**Instructions to follow:**
Retype each entry below exactly as it stands.

**Data excerpts:**
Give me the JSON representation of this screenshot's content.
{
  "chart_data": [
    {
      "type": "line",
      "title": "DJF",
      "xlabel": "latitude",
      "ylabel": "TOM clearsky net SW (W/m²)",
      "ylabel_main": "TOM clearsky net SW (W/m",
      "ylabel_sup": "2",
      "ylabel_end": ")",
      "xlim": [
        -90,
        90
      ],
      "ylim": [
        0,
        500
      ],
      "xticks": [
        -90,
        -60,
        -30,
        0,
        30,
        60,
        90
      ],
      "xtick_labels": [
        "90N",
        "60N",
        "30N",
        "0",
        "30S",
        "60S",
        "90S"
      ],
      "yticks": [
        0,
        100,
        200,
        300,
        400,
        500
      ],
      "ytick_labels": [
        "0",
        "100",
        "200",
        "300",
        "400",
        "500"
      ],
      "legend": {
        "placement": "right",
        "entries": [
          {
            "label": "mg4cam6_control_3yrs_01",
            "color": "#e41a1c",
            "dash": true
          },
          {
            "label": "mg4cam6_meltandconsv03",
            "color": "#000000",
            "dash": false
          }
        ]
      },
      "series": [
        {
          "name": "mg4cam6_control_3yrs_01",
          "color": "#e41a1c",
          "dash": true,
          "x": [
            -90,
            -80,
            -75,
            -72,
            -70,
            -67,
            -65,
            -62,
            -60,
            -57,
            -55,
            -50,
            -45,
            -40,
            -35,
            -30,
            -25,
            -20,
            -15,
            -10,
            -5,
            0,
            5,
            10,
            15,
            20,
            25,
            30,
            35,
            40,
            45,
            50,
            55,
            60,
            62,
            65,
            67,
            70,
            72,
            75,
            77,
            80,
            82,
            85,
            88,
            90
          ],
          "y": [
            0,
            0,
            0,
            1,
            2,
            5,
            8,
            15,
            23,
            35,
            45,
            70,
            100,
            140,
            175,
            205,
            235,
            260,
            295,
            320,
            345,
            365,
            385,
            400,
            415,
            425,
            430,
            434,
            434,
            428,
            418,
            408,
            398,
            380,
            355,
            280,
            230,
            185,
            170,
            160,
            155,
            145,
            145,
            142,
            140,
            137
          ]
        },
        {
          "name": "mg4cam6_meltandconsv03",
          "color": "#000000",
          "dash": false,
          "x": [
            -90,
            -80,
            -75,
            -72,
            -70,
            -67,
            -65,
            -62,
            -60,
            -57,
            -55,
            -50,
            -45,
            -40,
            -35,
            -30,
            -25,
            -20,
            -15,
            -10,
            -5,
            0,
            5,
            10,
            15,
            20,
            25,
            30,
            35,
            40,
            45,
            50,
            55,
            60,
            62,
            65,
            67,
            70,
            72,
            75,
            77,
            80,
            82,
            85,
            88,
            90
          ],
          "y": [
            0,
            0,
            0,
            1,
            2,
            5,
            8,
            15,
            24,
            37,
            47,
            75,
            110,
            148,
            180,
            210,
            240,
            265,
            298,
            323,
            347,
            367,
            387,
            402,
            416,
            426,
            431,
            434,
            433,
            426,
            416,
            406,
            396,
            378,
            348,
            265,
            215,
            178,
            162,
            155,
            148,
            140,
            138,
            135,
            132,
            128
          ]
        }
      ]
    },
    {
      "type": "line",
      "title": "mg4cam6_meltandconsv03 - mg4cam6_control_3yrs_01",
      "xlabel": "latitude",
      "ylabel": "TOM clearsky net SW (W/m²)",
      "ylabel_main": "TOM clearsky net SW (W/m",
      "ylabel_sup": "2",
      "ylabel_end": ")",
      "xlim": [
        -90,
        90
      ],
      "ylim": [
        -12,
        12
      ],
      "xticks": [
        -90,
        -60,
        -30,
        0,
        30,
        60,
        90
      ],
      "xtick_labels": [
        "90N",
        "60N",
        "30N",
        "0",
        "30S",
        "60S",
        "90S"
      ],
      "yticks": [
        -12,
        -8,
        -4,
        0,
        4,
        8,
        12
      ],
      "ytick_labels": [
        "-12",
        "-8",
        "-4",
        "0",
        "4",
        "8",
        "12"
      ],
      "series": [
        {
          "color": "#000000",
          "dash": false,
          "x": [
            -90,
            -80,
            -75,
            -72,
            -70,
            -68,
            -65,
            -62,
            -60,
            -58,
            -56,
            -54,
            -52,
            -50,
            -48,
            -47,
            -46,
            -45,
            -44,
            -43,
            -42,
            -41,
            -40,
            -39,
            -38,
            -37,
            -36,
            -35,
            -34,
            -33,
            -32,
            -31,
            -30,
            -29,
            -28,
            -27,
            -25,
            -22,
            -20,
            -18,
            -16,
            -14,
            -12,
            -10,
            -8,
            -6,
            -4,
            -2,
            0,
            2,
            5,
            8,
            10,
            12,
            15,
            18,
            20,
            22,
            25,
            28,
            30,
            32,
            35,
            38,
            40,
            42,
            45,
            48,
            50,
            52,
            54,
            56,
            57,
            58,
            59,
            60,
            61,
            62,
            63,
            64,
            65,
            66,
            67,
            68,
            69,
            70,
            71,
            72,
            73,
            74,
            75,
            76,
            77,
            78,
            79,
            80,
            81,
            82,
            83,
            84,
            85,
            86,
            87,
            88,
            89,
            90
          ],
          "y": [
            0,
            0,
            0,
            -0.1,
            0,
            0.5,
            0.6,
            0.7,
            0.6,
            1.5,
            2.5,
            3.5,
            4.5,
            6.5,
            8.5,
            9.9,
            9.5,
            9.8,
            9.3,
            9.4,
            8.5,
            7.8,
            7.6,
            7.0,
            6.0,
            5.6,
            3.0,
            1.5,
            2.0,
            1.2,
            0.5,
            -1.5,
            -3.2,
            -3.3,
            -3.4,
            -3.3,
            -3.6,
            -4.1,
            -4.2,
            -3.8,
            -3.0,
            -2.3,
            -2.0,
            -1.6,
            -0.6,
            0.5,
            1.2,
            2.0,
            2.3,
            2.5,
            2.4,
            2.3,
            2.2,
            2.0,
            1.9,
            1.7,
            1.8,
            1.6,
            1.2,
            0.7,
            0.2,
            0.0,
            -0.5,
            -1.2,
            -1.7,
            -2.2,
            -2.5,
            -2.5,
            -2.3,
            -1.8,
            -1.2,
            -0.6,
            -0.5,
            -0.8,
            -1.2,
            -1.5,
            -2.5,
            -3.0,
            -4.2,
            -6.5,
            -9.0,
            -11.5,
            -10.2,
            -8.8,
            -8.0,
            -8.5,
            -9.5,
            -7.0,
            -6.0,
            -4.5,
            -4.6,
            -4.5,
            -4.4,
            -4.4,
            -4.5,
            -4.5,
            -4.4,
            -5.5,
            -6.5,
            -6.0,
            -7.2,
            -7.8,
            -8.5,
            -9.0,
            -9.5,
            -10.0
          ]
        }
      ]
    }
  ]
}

**Exercise answer:**
Give me the JSON representation of this screenshot's content.
{
  "chart_data": [
    {
      "type": "line",
      "title": "DJF",
      "xlabel": "latitude",
      "ylabel": "TOM clearsky net SW (W/m²)",
      "ylabel_main": "TOM clearsky net SW (W/m",
      "ylabel_sup": "2",
      "ylabel_end": ")",
      "xlim": [
        -90,
        90
      ],
      "ylim": [
        0,
        500
      ],
      "xticks": [
        -90,
        -60,
        -30,
        0,
        30,
        60,
        90
      ],
      "xtick_labels": [
        "90N",
        "60N",
        "30N",
        "0",
        "30S",
        "60S",
        "90S"
      ],
      "yticks": [
        0,
        100,
        200,
        300,
        400,
        500
      ],
      "ytick_labels": [
        "0",
        "100",
        "200",
        "300",
        "400",
        "500"
      ],
      "legend": {
        "placement": "right",
        "entries": [
          {
            "label": "mg4cam6_control_3yrs_01",
            "color": "#e41a1c",
            "dash": true
          },
          {
            "label": "mg4cam6_meltandconsv03",
            "color": "#000000",
            "dash": false
          }
        ]
      },
      "series": [
        {
          "name": "mg4cam6_control_3yrs_01",
          "color": "#e41a1c",
          "dash": true,
          "x": [
            -90,
            -80,
            -75,
            -72,
            -70,
            -67,
            -65,
            -62,
            -60,
            -57,
            -55,
            -50,
            -45,
            -40,
            -35,
            -30,
            -25,
            -20,
            -15,
            -10,
            -5,
            0,
            5,
            10,
            15,
            20,
            25,
            30,
            35,
            40,
            45,
            50,
            55,
            60,
            62,
            65,
            67,
            70,
            72,
            75,
            77,
            80,
            82,
            85,
            88,
            90
          ],
          "y": [
            0,
            0,
            0,
            1,
            2,
            5,
            8,
            15,
            23,
            35,
            45,
            70,
            100,
            140,
            175,
            205,
            235,
            260,
            295,
            320,
            345,
            365,
            385,
            400,
            415,
            425,
            430,
            434,
            434,
            428,
            418,
            408,
            398,
            380,
            355,
            280,
            230,
            185,
            170,
            160,
            155,
            145,
            145,
            142,
            140,
            137
          ]
        },
        {
          "name": "mg4cam6_meltandconsv03",
          "color": "#000000",
          "dash": false,
          "x": [
            -90,
            -80,
            -75,
            -72,
            -70,
            -67,
            -65,
            -62,
            -60,
            -57,
            -55,
            -50,
            -45,
            -40,
            -35,
            -30,
            -25,
            -20,
            -15,
            -10,
            -5,
            0,
            5,
            10,
            15,
            20,
            25,
            30,
            35,
            40,
            45,
            50,
            55,
            60,
            62,
            65,
            67,
            70,
            72,
            75,
            77,
            80,
            82,
            85,
            88,
            90
          ],
          "y": [
            0,
            0,
            0,
            1,
            2,
            5,
            8,
            15,
            24,
            37,
            47,
            75,
            110,
            148,
            180,
            210,
            240,
            265,
            298,
            323,
            347,
            367,
            387,
            402,
            416,
            426,
            431,
            434,
            433,
            426,
            416,
            406,
            396,
            378,
            348,
            265,
            215,
            178,
            162,
            155,
            148,
            140,
            138,
            135,
            132,
            128
          ]
        }
      ]
    },
    {
      "type": "line",
      "title": "mg4cam6_meltandconsv03 - mg4cam6_control_3yrs_01",
      "xlabel": "latitude",
      "ylabel": "TOM clearsky net SW (W/m²)",
      "ylabel_main": "TOM clearsky net SW (W/m",
      "ylabel_sup": "2",
      "ylabel_end": ")",
      "xlim": [
        -90,
        90
      ],
      "ylim": [
        -12,
        12
      ],
      "xticks": [
        -90,
        -60,
        -30,
        0,
        30,
        60,
        90
      ],
      "xtick_labels": [
        "90N",
        "60N",
        "30N",
        "0",
        "30S",
        "60S",
        "90S"
      ],
      "yticks": [
        -12,
        -8,
        -4,
        0,
        4,
        8,
        12
      ],
      "ytick_labels": [
        "-12",
        "-8",
        "-4",
        "0",
        "4",
        "8",
        "12"
      ],
      "series": [
        {
          "color": "#000000",
          "dash": false,
          "x": [
            -90,
            -80,
            -75,
            -72,
            -70,
            -68,
            -65,
            -62,
            -60,
            -58,
            -56,
            -54,
            -52,
            -50,
            -48,
            -47,
            -46,
            -45,
            -44,
            -43,
            -42,
            -41,
            -40,
            -39,
            -38,
            -37,
            -36,
            -35,
            -34,
            -33,
            -32,
            -31,
            -30,
            -29,
            -28,
            -27,
            -25,
            -22,
            -20,
            -18,
            -16,
            -14,
            -12,
            -10,
            -8,
            -6,
            -4,
            -2,
            0,
            2,
            5,
            8,
            10,
            12,
            15,
            18,
            20,
            22,
            25,
            28,
            30,
            32,
            35,
            38,
            40,
            42,
            45,
            48,
            50,
            52,
            54,
            56,
            57,
            58,
            59,
            60,
            61,
            62,
            63,
            64,
            65,
            66,
            67,
            68,
            69,
            70,
            71,
            72,
            73,
            74,
            75,
            76,
            77,
            78,
            79,
            80,
            81,
            82,
            83,
            84,
            85,
            86,
            87,
            88,
            89,
            90
          ],
          "y": [
            0,
            0,
            0,
            -0.1,
            0,
            0.5,
            0.6,
            0.7,
            0.6,
            1.5,
            2.5,
            3.5,
            4.5,
            6.5,
            8.5,
            9.9,
            9.5,
            9.8,
            9.3,
            9.4,
            8.5,
            7.8,
            7.6,
            7.0,
            6.0,
            5.6,
            3.0,
            1.5,
            2.0,
            1.2,
            0.5,
            -1.5,
            -3.2,
            -3.3,
            -3.4,
            -3.3,
            -3.6,
            -4.1,
            -4.2,
            -3.8,
            -3.0,
            -2.3,
            -2.0,
            -1.6,
            -0.6,
            0.5,
            1.2,
            2.0,
            2.3,
            2.5,
            2.4,
            2.3,
            2.2,
            2.0,
            1.9,
            1.7,
            1.8,
            1.6,
            1.2,
            0.7,
            0.2,
            0.0,
            -0.5,
            -1.2,
            -1.7,
            -2.2,
            -2.5,
            -2.5,
            -2.3,
            -1.8,
            -1.2,
            -0.6,
            -0.5,
            -0.8,
            -1.2,
            -1.5,
            -2.5,
            -3.0,
            -4.2,
            -6.5,
            -9.0,
            -11.5,
            -10.2,
            -8.8,
            -8.0,
            -8.5,
            -9.5,
            -7.0,
            -6.0,
            -4.5,
            -4.6,
            -4.5,
            -4.4,
            -4.4,
            -4.5,
            -4.5,
            -4.4,
            -5.5,
            -6.5,
            -6.0,
            -7.2,
            -7.8,
            -8.5,
            -9.0,
            -9.5,
            -10.0
          ]
        }
      ]
    }
  ]
}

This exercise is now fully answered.